Task details ▸ Copy out all lines where "applications" appears.

Input for this task ▸
────
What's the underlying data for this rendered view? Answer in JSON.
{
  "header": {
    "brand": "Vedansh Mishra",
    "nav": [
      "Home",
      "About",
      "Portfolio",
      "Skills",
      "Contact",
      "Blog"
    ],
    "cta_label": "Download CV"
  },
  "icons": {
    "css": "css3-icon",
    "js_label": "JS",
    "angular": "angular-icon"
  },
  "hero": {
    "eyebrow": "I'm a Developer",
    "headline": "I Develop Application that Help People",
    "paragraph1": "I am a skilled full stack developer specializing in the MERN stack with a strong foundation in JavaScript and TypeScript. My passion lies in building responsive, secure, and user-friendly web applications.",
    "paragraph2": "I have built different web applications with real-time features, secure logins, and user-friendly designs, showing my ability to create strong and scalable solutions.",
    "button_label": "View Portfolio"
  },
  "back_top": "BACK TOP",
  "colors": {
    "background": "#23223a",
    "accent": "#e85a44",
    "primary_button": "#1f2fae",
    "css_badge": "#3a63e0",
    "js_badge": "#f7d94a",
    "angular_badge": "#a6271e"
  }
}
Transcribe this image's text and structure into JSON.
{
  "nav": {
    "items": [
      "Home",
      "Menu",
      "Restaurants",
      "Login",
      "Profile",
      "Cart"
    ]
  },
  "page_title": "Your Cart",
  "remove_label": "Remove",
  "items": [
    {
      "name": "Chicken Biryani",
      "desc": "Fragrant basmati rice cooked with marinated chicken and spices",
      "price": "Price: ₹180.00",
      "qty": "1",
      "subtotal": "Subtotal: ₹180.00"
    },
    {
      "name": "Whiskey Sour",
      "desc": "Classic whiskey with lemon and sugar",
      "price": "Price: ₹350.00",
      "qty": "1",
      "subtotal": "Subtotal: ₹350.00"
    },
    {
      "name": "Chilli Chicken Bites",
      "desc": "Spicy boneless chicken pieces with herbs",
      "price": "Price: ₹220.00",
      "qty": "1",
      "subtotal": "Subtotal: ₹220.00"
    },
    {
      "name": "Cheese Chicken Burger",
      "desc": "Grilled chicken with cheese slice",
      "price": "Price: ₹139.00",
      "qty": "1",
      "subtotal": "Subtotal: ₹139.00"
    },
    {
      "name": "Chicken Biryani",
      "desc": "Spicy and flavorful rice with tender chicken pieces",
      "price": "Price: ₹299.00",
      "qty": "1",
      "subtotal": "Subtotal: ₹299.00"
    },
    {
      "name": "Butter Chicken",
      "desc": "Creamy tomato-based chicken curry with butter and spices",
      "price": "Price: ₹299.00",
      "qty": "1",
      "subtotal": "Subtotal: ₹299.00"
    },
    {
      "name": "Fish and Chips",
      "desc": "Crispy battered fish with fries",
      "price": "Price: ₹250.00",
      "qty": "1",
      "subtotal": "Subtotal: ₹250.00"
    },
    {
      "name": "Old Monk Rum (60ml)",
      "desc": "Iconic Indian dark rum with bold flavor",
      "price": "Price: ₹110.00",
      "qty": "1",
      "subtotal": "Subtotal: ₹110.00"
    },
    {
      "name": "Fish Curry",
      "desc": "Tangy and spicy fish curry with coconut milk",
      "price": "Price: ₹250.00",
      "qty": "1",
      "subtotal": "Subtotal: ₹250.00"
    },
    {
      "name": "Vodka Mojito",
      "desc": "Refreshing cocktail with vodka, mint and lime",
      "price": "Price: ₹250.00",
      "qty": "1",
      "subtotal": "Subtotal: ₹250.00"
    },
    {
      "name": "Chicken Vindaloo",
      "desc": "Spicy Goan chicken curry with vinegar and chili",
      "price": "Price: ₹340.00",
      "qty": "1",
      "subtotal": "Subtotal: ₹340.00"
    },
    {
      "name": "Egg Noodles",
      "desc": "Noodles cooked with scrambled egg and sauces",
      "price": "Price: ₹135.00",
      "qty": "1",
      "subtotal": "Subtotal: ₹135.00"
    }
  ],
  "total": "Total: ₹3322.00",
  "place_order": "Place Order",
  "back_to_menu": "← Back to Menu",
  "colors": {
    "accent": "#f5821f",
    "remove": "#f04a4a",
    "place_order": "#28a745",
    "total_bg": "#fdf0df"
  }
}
────
Final result ▸
    "paragraph1": "I am a skilled full stack developer specializing in the MERN stack with a strong foundation in JavaScript and TypeScript. My passion lies in building responsive, secure, and user-friendly web applications.",
    "paragraph2": "I have built different web applications with real-time features, secure logins, and user-friendly designs, showing my ability to create strong and scalable solutions.",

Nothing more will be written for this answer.